Task goal: Wherever the word "Johnson" appears in the entries, copy the whole line.

(Records excerpted from a collection)
..........
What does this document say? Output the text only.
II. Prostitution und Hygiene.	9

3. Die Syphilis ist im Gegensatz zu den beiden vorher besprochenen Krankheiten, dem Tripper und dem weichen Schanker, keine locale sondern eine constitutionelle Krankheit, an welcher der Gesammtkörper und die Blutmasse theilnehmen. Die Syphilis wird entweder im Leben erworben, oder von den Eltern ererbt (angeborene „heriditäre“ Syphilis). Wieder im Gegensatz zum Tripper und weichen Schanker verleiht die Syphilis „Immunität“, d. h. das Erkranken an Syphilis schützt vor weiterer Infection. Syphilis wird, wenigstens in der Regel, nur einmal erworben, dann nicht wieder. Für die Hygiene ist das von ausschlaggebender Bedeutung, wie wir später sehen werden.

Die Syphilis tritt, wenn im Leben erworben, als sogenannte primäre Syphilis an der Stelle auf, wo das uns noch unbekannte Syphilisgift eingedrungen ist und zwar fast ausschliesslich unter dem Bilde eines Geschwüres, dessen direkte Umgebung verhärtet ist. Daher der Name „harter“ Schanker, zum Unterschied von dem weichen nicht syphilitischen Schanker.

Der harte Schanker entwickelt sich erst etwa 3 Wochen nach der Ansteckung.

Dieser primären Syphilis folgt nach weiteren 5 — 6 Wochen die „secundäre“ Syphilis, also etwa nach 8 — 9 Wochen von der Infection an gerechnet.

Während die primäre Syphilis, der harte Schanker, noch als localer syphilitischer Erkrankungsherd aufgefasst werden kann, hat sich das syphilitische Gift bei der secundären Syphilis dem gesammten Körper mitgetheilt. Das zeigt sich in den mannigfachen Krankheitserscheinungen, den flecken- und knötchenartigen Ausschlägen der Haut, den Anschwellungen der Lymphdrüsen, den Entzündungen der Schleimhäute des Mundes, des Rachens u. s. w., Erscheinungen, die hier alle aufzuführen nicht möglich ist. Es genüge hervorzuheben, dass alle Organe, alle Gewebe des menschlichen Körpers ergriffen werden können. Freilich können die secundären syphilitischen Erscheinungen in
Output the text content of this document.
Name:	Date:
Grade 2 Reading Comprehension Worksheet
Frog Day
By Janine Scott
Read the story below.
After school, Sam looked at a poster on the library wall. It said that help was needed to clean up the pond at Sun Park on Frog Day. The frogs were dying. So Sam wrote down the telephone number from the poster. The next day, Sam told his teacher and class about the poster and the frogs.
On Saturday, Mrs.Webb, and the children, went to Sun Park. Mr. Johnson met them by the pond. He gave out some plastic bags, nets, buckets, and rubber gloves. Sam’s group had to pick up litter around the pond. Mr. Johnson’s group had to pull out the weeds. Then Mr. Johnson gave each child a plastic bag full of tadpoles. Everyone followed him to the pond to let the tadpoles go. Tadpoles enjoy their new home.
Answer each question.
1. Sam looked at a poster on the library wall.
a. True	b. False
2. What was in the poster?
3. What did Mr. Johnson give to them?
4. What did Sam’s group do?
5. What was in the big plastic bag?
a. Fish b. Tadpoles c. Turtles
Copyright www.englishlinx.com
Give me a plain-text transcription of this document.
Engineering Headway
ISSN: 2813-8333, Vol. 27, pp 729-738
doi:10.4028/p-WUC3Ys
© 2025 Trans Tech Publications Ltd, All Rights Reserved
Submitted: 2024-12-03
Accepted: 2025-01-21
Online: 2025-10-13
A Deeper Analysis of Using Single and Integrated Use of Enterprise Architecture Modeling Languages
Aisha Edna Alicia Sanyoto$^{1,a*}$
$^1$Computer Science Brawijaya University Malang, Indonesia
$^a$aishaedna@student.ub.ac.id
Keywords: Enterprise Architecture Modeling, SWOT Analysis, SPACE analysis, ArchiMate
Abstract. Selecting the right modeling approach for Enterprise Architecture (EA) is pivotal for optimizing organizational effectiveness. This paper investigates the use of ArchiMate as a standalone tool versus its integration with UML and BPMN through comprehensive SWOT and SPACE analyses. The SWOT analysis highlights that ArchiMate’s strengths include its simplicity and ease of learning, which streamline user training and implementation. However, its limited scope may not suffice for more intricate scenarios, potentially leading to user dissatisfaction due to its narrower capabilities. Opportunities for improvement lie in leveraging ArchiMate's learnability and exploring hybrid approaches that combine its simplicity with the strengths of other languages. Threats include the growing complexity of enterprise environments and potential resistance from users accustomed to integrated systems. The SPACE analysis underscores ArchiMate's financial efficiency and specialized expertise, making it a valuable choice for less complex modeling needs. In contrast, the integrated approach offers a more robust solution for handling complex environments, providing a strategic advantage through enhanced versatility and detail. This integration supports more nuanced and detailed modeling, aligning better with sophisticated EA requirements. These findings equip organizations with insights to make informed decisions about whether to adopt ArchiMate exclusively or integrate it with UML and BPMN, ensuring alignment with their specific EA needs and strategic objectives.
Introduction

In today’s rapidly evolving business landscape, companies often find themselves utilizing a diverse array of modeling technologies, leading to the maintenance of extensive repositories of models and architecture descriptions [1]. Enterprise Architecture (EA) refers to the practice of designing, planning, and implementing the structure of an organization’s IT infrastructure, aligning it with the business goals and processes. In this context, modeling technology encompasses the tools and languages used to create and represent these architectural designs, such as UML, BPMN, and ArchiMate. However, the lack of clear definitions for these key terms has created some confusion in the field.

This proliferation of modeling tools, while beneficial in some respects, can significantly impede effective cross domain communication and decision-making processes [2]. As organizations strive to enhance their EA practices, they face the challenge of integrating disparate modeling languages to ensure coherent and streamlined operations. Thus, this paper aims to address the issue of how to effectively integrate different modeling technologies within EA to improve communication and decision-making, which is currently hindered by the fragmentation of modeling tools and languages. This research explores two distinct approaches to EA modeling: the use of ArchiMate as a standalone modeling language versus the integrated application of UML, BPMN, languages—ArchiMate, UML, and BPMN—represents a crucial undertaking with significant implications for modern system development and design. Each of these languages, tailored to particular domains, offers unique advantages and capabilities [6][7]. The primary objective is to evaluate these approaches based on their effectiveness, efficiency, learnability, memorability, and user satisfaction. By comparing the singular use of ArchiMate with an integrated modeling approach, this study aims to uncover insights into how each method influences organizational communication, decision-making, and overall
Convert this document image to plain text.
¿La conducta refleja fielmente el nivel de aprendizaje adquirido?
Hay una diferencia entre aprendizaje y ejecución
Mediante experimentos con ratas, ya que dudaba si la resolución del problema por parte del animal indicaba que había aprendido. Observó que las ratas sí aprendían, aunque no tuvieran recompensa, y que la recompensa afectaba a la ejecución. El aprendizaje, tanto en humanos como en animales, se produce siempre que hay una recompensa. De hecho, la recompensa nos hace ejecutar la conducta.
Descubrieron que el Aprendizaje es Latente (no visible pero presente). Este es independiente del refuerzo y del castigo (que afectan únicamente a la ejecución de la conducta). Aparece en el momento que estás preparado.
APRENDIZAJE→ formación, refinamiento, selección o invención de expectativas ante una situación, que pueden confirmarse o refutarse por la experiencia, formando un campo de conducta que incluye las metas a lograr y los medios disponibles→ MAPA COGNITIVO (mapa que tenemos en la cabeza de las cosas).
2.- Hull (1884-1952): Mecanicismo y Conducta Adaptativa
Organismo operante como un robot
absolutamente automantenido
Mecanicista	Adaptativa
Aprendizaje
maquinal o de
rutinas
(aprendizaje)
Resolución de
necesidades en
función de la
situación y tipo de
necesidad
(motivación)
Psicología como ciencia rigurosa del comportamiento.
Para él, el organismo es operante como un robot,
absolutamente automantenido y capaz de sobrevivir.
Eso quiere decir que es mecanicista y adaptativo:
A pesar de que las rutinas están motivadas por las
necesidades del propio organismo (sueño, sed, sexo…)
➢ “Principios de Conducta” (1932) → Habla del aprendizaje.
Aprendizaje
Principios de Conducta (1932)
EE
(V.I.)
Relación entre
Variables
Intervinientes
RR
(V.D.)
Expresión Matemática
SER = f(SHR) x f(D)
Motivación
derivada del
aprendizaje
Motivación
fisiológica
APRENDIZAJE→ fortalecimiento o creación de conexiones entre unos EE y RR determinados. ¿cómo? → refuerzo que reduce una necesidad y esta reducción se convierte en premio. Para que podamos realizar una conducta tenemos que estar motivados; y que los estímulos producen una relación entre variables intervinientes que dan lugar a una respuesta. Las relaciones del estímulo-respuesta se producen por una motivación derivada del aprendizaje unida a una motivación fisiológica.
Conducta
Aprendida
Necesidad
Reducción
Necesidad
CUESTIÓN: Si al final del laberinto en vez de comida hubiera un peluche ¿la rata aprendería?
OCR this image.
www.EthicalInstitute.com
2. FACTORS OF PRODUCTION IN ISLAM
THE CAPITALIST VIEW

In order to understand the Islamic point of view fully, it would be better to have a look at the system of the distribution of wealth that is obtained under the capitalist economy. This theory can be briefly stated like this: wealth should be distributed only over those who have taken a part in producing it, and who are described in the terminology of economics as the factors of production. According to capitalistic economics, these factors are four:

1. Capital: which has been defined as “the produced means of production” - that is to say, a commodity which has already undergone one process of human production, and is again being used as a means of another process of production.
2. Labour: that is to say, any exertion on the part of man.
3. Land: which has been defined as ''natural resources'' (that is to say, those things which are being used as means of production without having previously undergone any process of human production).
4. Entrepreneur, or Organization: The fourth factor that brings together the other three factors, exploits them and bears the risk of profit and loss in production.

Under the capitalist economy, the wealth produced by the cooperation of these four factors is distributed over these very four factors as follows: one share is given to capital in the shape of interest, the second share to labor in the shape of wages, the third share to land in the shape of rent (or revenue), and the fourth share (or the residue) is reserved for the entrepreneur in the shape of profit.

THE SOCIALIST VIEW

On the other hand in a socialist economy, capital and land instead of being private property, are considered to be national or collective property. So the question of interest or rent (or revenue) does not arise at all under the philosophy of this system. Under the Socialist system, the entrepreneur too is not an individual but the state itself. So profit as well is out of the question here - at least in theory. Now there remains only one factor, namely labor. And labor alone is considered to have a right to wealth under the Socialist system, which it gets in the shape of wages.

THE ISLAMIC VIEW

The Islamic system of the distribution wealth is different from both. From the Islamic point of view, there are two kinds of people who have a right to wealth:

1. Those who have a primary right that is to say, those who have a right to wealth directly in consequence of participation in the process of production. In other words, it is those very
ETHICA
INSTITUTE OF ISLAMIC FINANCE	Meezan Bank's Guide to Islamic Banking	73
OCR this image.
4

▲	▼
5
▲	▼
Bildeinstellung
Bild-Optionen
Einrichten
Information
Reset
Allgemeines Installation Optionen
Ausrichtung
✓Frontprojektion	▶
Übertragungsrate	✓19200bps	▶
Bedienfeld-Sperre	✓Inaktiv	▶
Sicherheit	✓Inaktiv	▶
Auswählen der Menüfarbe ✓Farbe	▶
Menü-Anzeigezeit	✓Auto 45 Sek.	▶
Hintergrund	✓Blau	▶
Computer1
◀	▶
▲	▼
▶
..........
Solution to this task:
On Saturday, Mrs.Webb, and the children, went to Sun Park. Mr. Johnson met them by the pond. He gave out some plastic bags, nets, buckets, and rubber gloves. Sam’s group had to pick up litter around the pond. Mr. Johnson’s group had to pull out the weeds. Then Mr. Johnson gave each child a plastic bag full of tadpoles. Everyone followed him to the pond to let the tadpoles go. Tadpoles enjoy their new home.
3. What did Mr. Johnson give to them?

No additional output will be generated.